(Saved entries)
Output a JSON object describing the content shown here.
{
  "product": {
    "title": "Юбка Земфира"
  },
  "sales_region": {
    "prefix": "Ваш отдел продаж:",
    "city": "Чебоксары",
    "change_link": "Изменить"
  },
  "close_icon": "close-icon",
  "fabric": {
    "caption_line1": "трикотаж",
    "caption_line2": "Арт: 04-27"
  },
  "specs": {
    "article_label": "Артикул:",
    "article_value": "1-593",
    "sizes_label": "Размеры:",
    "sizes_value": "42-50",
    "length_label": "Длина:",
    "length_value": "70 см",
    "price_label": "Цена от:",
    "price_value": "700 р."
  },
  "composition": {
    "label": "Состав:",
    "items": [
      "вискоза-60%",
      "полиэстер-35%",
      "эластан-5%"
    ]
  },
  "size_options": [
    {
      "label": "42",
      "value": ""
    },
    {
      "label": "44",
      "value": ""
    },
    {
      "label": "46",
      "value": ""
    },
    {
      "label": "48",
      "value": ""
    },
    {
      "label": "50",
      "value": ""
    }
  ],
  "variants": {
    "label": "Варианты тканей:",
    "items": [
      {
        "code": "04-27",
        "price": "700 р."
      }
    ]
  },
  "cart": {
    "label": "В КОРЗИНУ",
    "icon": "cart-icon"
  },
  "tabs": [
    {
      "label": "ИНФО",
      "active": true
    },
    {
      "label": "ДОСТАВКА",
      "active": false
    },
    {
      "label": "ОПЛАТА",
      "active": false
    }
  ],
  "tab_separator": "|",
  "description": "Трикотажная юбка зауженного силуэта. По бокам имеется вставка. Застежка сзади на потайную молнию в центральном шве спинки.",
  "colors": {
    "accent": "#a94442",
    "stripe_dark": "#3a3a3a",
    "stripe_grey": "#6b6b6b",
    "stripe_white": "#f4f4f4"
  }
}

What is asked: Faithfully copy every entry, leaving nothing out.

Full answer:
Output a JSON object describing the content shown here.
{
  "product": {
    "title": "Юбка Земфира"
  },
  "sales_region": {
    "prefix": "Ваш отдел продаж:",
    "city": "Чебоксары",
    "change_link": "Изменить"
  },
  "close_icon": "close-icon",
  "fabric": {
    "caption_line1": "трикотаж",
    "caption_line2": "Арт: 04-27"
  },
  "specs": {
    "article_label": "Артикул:",
    "article_value": "1-593",
    "sizes_label": "Размеры:",
    "sizes_value": "42-50",
    "length_label": "Длина:",
    "length_value": "70 см",
    "price_label": "Цена от:",
    "price_value": "700 р."
  },
  "composition": {
    "label": "Состав:",
    "items": [
      "вискоза-60%",
      "полиэстер-35%",
      "эластан-5%"
    ]
  },
  "size_options": [
    {
      "label": "42",
      "value": ""
    },
    {
      "label": "44",
      "value": ""
    },
    {
      "label": "46",
      "value": ""
    },
    {
      "label": "48",
      "value": ""
    },
    {
      "label": "50",
      "value": ""
    }
  ],
  "variants": {
    "label": "Варианты тканей:",
    "items": [
      {
        "code": "04-27",
        "price": "700 р."
      }
    ]
  },
  "cart": {
    "label": "В КОРЗИНУ",
    "icon": "cart-icon"
  },
  "tabs": [
    {
      "label": "ИНФО",
      "active": true
    },
    {
      "label": "ДОСТАВКА",
      "active": false
    },
    {
      "label": "ОПЛАТА",
      "active": false
    }
  ],
  "tab_separator": "|",
  "description": "Трикотажная юбка зауженного силуэта. По бокам имеется вставка. Застежка сзади на потайную молнию в центральном шве спинки.",
  "colors": {
    "accent": "#a94442",
    "stripe_dark": "#3a3a3a",
    "stripe_grey": "#6b6b6b",
    "stripe_white": "#f4f4f4"
  }
}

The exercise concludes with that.